Directions for this task
Set down every entry again word for word, please, but skip the pictures.
--- Start ---
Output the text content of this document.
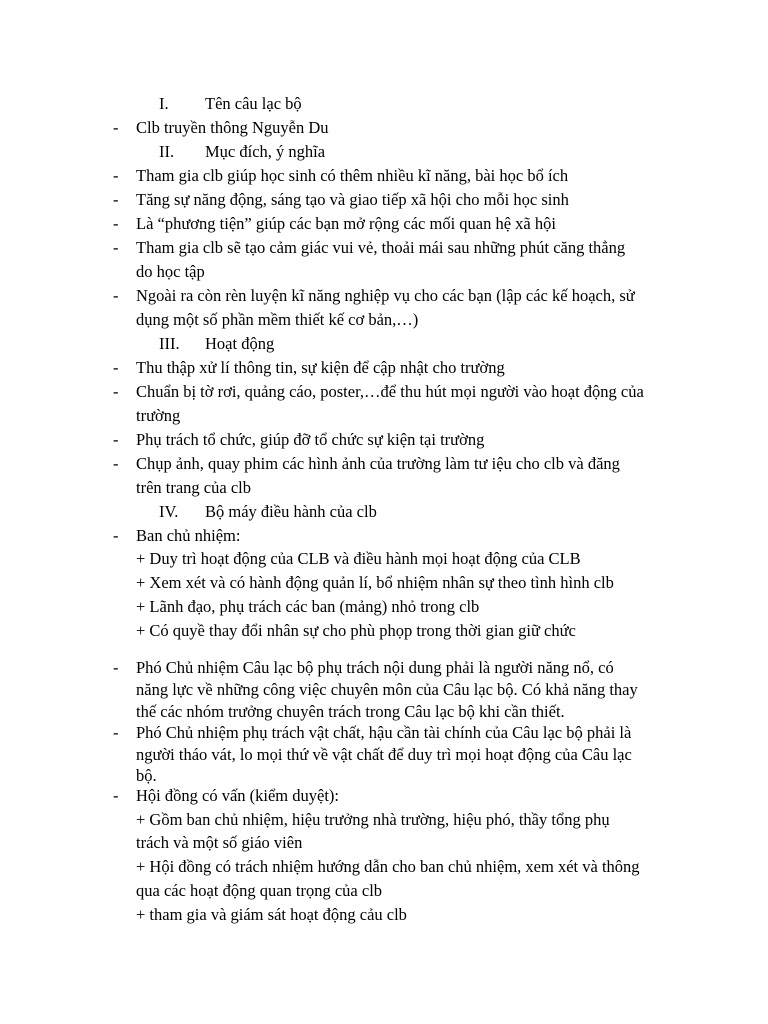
I. Tên câu lạc bộ
- Clb truyền thông Nguyễn Du
II. Mục đích, ý nghĩa
- Tham gia clb giúp học sinh có thêm nhiều kĩ năng, bài học bổ ích
- Tăng sự năng động, sáng tạo và giao tiếp xã hội cho mỗi học sinh
- Là “phương tiện” giúp các bạn mở rộng các mối quan hệ xã hội
- Tham gia clb sẽ tạo cảm giác vui vẻ, thoải mái sau những phút căng thẳng
do học tập
- Ngoài ra còn rèn luyện kĩ năng nghiệp vụ cho các bạn (lập các kế hoạch, sử
dụng một số phần mềm thiết kế cơ bản,…)
III. Hoạt động
- Thu thập xử lí thông tin, sự kiện để cập nhật cho trường
- Chuẩn bị tờ rơi, quảng cáo, poster,…để thu hút mọi người vào hoạt động của
trường
- Phụ trách tổ chức, giúp đỡ tổ chức sự kiện tại trường
- Chụp ảnh, quay phim các hình ảnh của trường làm tư iệu cho clb và đăng
trên trang của clb
IV. Bộ máy điều hành của clb
- Ban chủ nhiệm:
+ Duy trì hoạt động của CLB và điều hành mọi hoạt động của CLB
+ Xem xét và có hành động quản lí, bổ nhiệm nhân sự theo tình hình clb
+ Lãnh đạo, phụ trách các ban (mảng) nhỏ trong clb
+ Có quyề thay đổi nhân sự cho phù phọp trong thời gian giữ chức
- Phó Chủ nhiệm Câu lạc bộ phụ trách nội dung phải là người năng nổ, có
năng lực về những công việc chuyên môn của Câu lạc bộ. Có khả năng thay
thế các nhóm trưởng chuyên trách trong Câu lạc bộ khi cần thiết.
- Phó Chủ nhiệm phụ trách vật chất, hậu cần tài chính của Câu lạc bộ phải là
người tháo vát, lo mọi thứ về vật chất để duy trì mọi hoạt động của Câu lạc
bộ.
- Hội đồng có vấn (kiểm duyệt):
+ Gồm ban chủ nhiệm, hiệu trưởng nhà trường, hiệu phó, thầy tổng phụ
trách và một số giáo viên
+ Hội đồng có trách nhiệm hướng dẫn cho ban chủ nhiệm, xem xét và thông
qua các hoạt động quan trọng của clb
+ tham gia và giám sát hoạt động cảu clb
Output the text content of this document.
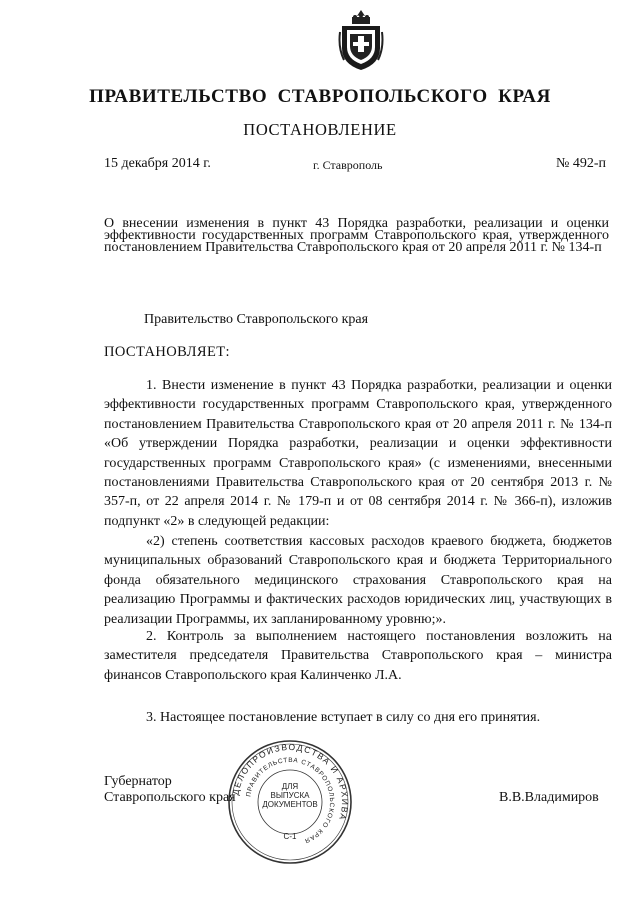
ПРАВИТЕЛЬСТВО СТАВРОПОЛЬСКОГО КРАЯ
ПОСТАНОВЛЕНИЕ
15 декабря 2014 г.	г. Ставрополь	№ 492-п
О внесении изменения в пункт 43 Порядка разработки, реализации и оценки эффективности государственных программ Ставропольского края, утвержденного постановлением Правительства Ставропольского края от 20 апреля 2011 г. № 134-п
Правительство Ставропольского края
ПОСТАНОВЛЯЕТ:
1. Внести изменение в пункт 43 Порядка разработки, реализации и оценки эффективности государственных программ Ставропольского края, утвержденного постановлением Правительства Ставропольского края от 20 апреля 2011 г. № 134-п «Об утверждении Порядка разработки, реализации и оценки эффективности государственных программ Ставропольского края» (с изменениями, внесенными постановлениями Правительства Ставропольского края от 20 сентября 2013 г. № 357-п, от 22 апреля 2014 г. № 179-п и от 08 сентября 2014 г. № 366-п), изложив подпункт «2» в следующей редакции:
«2) степень соответствия кассовых расходов краевого бюджета, бюджетов муниципальных образований Ставропольского края и бюджета Территориального фонда обязательного медицинского страхования Ставропольского края на реализацию Программы и фактических расходов юридических лиц, участвующих в реализации Программы, их запланированному уровню;».
2. Контроль за выполнением настоящего постановления возложить на заместителя председателя Правительства Ставропольского края – министра финансов Ставропольского края Калинченко Л.А.
3. Настоящее постановление вступает в силу со дня его принятия.
ДЕЛОПРОИЗВОДСТВА И АРХИВА
ПРАВИТЕЛЬСТВА СТАВРОПОЛЬСКОГО КРАЯ
ДЛЯ
ВЫПУСКА
ДОКУМЕНТОВ
С-1
Губернатор
Ставропольского края	В.В.Владимиров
--- End ---
Exercise result
Output the text content of this document.
I. Tên câu lạc bộ
- Clb truyền thông Nguyễn Du
II. Mục đích, ý nghĩa
- Tham gia clb giúp học sinh có thêm nhiều kĩ năng, bài học bổ ích
- Tăng sự năng động, sáng tạo và giao tiếp xã hội cho mỗi học sinh
- Là “phương tiện” giúp các bạn mở rộng các mối quan hệ xã hội
- Tham gia clb sẽ tạo cảm giác vui vẻ, thoải mái sau những phút căng thẳng
do học tập
- Ngoài ra còn rèn luyện kĩ năng nghiệp vụ cho các bạn (lập các kế hoạch, sử
dụng một số phần mềm thiết kế cơ bản,…)
III. Hoạt động
- Thu thập xử lí thông tin, sự kiện để cập nhật cho trường
- Chuẩn bị tờ rơi, quảng cáo, poster,…để thu hút mọi người vào hoạt động của
trường
- Phụ trách tổ chức, giúp đỡ tổ chức sự kiện tại trường
- Chụp ảnh, quay phim các hình ảnh của trường làm tư iệu cho clb và đăng
trên trang của clb
IV. Bộ máy điều hành của clb
- Ban chủ nhiệm:
+ Duy trì hoạt động của CLB và điều hành mọi hoạt động của CLB
+ Xem xét và có hành động quản lí, bổ nhiệm nhân sự theo tình hình clb
+ Lãnh đạo, phụ trách các ban (mảng) nhỏ trong clb
+ Có quyề thay đổi nhân sự cho phù phọp trong thời gian giữ chức
- Phó Chủ nhiệm Câu lạc bộ phụ trách nội dung phải là người năng nổ, có
năng lực về những công việc chuyên môn của Câu lạc bộ. Có khả năng thay
thế các nhóm trưởng chuyên trách trong Câu lạc bộ khi cần thiết.
- Phó Chủ nhiệm phụ trách vật chất, hậu cần tài chính của Câu lạc bộ phải là
người tháo vát, lo mọi thứ về vật chất để duy trì mọi hoạt động của Câu lạc
bộ.
- Hội đồng có vấn (kiểm duyệt):
+ Gồm ban chủ nhiệm, hiệu trưởng nhà trường, hiệu phó, thầy tổng phụ
trách và một số giáo viên
+ Hội đồng có trách nhiệm hướng dẫn cho ban chủ nhiệm, xem xét và thông
qua các hoạt động quan trọng của clb
+ tham gia và giám sát hoạt động cảu clb
Output the text content of this document.
ПРАВИТЕЛЬСТВО СТАВРОПОЛЬСКОГО КРАЯ
ПОСТАНОВЛЕНИЕ
15 декабря 2014 г.	г. Ставрополь	№ 492-п
О внесении изменения в пункт 43 Порядка разработки, реализации и оценки эффективности государственных программ Ставропольского края, утвержденного постановлением Правительства Ставропольского края от 20 апреля 2011 г. № 134-п
Правительство Ставропольского края
ПОСТАНОВЛЯЕТ:
1. Внести изменение в пункт 43 Порядка разработки, реализации и оценки эффективности государственных программ Ставропольского края, утвержденного постановлением Правительства Ставропольского края от 20 апреля 2011 г. № 134-п «Об утверждении Порядка разработки, реализации и оценки эффективности государственных программ Ставропольского края» (с изменениями, внесенными постановлениями Правительства Ставропольского края от 20 сентября 2013 г. № 357-п, от 22 апреля 2014 г. № 179-п и от 08 сентября 2014 г. № 366-п), изложив подпункт «2» в следующей редакции:
«2) степень соответствия кассовых расходов краевого бюджета, бюджетов муниципальных образований Ставропольского края и бюджета Территориального фонда обязательного медицинского страхования Ставропольского края на реализацию Программы и фактических расходов юридических лиц, участвующих в реализации Программы, их запланированному уровню;».
2. Контроль за выполнением настоящего постановления возложить на заместителя председателя Правительства Ставропольского края – министра финансов Ставропольского края Калинченко Л.А.
3. Настоящее постановление вступает в силу со дня его принятия.
ДЕЛОПРОИЗВОДСТВА И АРХИВА
ПРАВИТЕЛЬСТВА СТАВРОПОЛЬСКОГО КРАЯ
ДЛЯ
ВЫПУСКА
ДОКУМЕНТОВ
С-1
Губернатор
Ставропольского края	В.В.Владимиров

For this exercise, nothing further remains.